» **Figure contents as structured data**
-- begin --

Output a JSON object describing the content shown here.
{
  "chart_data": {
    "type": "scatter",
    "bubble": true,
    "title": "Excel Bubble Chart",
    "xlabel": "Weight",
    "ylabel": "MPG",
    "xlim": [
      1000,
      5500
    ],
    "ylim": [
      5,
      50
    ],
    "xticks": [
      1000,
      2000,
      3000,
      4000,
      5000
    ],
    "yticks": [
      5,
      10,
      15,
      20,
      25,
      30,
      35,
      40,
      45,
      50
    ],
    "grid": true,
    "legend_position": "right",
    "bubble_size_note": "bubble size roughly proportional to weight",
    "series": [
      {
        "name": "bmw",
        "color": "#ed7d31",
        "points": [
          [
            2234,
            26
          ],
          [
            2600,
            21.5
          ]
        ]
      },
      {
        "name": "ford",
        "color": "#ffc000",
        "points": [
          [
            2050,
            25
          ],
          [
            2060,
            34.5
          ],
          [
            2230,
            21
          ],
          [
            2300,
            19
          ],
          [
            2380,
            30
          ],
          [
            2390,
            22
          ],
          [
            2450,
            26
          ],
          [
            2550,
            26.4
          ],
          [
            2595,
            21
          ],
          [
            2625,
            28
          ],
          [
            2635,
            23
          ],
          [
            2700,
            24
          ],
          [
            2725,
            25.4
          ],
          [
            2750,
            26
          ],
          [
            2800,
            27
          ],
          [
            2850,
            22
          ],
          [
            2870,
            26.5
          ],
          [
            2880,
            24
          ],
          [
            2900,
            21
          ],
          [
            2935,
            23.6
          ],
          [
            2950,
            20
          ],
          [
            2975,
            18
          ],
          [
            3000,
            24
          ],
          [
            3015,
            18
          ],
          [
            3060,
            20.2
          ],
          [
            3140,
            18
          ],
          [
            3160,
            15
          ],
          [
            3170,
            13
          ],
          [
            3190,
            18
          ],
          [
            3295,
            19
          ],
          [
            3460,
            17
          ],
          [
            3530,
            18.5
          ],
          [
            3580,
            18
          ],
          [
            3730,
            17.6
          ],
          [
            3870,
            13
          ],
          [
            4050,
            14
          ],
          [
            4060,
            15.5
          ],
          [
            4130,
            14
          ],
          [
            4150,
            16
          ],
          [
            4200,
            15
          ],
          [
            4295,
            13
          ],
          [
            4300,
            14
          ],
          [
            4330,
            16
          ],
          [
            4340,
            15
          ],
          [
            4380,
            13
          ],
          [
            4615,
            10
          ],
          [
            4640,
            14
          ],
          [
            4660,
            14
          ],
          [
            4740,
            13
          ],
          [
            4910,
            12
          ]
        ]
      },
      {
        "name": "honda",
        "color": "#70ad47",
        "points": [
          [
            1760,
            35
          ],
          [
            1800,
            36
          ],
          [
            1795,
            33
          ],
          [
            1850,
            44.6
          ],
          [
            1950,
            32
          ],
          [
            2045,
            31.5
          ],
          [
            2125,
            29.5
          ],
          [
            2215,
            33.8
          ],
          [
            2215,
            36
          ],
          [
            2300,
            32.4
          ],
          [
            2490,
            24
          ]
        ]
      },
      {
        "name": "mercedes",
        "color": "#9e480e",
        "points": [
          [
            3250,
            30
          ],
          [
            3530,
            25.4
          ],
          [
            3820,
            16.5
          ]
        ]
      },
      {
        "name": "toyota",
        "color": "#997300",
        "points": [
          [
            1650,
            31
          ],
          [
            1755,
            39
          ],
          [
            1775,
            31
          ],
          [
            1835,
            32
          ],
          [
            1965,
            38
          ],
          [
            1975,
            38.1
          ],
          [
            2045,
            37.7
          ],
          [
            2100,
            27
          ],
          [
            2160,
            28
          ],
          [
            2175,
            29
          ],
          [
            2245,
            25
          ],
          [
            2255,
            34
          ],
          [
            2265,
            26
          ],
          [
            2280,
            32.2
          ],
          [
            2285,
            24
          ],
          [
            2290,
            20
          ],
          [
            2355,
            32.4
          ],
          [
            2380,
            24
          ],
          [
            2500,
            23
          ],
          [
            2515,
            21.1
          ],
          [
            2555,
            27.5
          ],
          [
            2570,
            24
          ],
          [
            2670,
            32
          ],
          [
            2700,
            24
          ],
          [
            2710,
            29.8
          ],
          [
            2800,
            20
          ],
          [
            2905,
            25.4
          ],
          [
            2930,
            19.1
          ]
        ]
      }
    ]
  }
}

-- end --
-- begin --

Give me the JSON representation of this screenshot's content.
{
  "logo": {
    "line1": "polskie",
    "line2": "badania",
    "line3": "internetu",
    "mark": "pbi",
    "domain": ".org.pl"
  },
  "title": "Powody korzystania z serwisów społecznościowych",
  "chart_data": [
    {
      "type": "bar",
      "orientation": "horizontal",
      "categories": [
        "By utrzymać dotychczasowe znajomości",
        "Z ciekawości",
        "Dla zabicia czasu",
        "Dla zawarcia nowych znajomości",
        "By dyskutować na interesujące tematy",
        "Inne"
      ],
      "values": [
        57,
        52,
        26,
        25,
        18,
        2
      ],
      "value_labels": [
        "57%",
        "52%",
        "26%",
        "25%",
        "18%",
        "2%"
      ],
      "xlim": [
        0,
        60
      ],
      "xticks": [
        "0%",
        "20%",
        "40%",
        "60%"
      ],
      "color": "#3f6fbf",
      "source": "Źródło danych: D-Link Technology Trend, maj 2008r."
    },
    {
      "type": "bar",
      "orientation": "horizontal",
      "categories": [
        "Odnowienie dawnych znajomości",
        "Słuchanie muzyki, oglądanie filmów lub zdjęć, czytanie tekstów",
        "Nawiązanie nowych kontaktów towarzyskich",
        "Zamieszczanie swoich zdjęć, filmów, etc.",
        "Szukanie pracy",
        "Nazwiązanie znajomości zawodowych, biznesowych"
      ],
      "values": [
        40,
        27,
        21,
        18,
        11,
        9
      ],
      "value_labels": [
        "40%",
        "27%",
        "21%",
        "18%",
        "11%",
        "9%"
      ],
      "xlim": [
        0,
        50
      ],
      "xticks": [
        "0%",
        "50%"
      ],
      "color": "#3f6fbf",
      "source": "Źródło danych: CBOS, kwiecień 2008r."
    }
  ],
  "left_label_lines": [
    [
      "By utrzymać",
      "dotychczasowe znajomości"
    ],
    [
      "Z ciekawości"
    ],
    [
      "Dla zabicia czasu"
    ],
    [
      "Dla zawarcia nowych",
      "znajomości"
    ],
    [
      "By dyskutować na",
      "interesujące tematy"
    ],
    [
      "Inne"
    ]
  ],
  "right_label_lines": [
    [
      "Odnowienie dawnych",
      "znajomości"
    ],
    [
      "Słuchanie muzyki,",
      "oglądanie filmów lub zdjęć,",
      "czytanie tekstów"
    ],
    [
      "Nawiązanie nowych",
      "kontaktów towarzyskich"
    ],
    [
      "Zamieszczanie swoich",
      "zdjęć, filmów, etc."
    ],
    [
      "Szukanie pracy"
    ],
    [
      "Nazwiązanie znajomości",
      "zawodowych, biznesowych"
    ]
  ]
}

-- end --
-- begin --

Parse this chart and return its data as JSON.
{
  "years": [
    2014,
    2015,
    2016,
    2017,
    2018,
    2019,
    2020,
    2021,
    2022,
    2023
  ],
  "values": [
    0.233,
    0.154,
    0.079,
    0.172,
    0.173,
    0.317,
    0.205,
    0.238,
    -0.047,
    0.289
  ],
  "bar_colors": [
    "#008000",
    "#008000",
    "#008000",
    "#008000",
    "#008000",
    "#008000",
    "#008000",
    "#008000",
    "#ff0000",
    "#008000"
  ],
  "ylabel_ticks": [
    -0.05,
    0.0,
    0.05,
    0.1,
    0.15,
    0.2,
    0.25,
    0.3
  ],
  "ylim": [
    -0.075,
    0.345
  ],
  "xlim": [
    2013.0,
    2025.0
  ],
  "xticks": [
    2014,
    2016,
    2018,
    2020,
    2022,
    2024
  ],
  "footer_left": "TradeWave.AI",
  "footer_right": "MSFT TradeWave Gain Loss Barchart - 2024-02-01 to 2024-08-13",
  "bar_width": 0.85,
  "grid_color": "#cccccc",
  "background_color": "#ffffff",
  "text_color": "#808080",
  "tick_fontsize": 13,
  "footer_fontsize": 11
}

-- end --

» **Exercise brief**
Scan the lines for the string "znajomości". Copy out each line that matches.

» **Exercise solution**
        "By utrzymać dotychczasowe znajomości",
        "Dla zawarcia nowych znajomości",
        "Odnowienie dawnych znajomości",
        "Nazwiązanie znajomości zawodowych, biznesowych"
      "dotychczasowe znajomości"
      "znajomości"
      "znajomości"
      "Nazwiązanie znajomości",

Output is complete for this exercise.